> [PROMPT]:
Seek out every line containing the word "结合材料", and copy each.

-*-*-

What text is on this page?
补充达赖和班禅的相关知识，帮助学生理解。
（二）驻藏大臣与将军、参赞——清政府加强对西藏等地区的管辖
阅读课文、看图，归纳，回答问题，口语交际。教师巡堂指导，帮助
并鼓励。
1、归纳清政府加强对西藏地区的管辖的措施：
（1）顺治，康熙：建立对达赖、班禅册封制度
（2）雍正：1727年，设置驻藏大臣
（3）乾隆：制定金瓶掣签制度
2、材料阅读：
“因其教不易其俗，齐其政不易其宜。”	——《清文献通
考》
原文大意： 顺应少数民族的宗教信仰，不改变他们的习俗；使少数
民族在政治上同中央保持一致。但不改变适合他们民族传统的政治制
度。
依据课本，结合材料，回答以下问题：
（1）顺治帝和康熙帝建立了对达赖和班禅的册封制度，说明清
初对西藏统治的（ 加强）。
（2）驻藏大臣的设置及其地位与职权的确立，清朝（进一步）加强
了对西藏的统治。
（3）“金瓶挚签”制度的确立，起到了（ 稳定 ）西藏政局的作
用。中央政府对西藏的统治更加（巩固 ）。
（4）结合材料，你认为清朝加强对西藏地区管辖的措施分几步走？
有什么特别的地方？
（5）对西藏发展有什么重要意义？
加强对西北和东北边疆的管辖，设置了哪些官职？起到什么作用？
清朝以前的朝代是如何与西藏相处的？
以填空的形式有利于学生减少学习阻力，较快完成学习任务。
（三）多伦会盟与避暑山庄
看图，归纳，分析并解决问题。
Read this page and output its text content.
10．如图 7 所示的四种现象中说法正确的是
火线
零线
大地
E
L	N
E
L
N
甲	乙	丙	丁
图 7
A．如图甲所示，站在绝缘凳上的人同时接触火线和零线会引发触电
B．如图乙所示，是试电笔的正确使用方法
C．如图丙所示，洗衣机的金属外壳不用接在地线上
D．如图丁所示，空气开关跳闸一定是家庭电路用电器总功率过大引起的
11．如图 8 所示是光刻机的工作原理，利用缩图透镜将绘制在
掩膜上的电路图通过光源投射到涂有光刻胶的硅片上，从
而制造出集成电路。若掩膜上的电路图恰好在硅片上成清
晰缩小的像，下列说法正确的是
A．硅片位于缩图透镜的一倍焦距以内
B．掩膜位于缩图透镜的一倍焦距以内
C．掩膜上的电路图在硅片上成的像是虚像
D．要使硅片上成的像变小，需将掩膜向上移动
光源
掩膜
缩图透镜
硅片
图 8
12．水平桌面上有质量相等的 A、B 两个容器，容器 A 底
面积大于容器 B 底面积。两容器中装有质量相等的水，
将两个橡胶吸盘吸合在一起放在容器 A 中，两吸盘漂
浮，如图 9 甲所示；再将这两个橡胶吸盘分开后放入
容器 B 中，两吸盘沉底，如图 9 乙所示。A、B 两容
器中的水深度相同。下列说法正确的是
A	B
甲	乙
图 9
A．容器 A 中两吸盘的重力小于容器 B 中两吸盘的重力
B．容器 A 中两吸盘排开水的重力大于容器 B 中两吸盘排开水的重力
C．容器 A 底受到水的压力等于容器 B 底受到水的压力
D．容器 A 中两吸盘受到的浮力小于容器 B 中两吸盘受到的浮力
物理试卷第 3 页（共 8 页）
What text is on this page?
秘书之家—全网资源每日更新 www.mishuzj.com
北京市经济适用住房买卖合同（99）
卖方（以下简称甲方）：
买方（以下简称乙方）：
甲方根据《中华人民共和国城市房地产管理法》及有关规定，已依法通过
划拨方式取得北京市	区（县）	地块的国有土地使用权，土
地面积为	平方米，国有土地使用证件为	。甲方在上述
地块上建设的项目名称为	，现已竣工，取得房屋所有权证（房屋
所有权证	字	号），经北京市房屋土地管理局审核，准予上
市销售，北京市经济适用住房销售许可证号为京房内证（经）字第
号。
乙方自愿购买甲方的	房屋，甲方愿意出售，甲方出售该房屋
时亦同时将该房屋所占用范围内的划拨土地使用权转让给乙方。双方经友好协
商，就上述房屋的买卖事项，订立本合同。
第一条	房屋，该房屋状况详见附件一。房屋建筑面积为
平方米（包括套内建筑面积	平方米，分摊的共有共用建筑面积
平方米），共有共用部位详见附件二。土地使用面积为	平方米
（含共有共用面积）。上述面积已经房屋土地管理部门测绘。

-*-*-

> [PROBLEM SOLUTION]:
依据课本，结合材料，回答以下问题：
（4）结合材料，你认为清朝加强对西藏地区管辖的措施分几步走？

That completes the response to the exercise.